** Begin INPUT **

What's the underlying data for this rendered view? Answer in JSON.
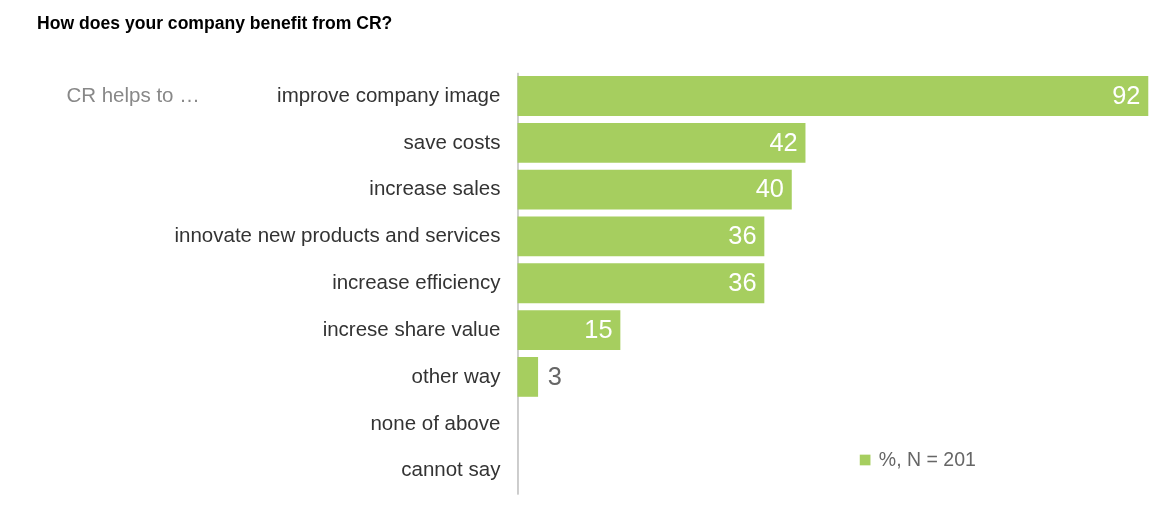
{
  "chart_data": {
    "type": "bar",
    "orientation": "horizontal",
    "title": "How does your company benefit from CR?",
    "categories": [
      "improve company image",
      "save costs ",
      "increase sales",
      "innovate new products and services",
      "increase efficiency",
      "increse share value ",
      "other way",
      "none of above",
      "cannot say"
    ],
    "series": [
      {
        "name": "%, N = 201",
        "color": "#a6ce5f",
        "values": [
          92,
          42,
          40,
          36,
          36,
          15,
          3,
          null,
          null
        ]
      }
    ],
    "data_labels": true,
    "legend": "bottom right",
    "grid": false,
    "tick_labels": "y",
    "annotations": [
      "CR helps to …"
    ]
  }
}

** End INPUT **

TASK OBJECTIVE
Except for the pictures, give all the material above again verbatim.

RESPONSE TO THE EXERCISE
What's the underlying data for this rendered view? Answer in JSON.
{
  "chart_data": {
    "type": "bar",
    "orientation": "horizontal",
    "title": "How does your company benefit from CR?",
    "categories": [
      "improve company image",
      "save costs ",
      "increase sales",
      "innovate new products and services",
      "increase efficiency",
      "increse share value ",
      "other way",
      "none of above",
      "cannot say"
    ],
    "series": [
      {
        "name": "%, N = 201",
        "color": "#a6ce5f",
        "values": [
          92,
          42,
          40,
          36,
          36,
          15,
          3,
          null,
          null
        ]
      }
    ],
    "data_labels": true,
    "legend": "bottom right",
    "grid": false,
    "tick_labels": "y",
    "annotations": [
      "CR helps to …"
    ]
  }
}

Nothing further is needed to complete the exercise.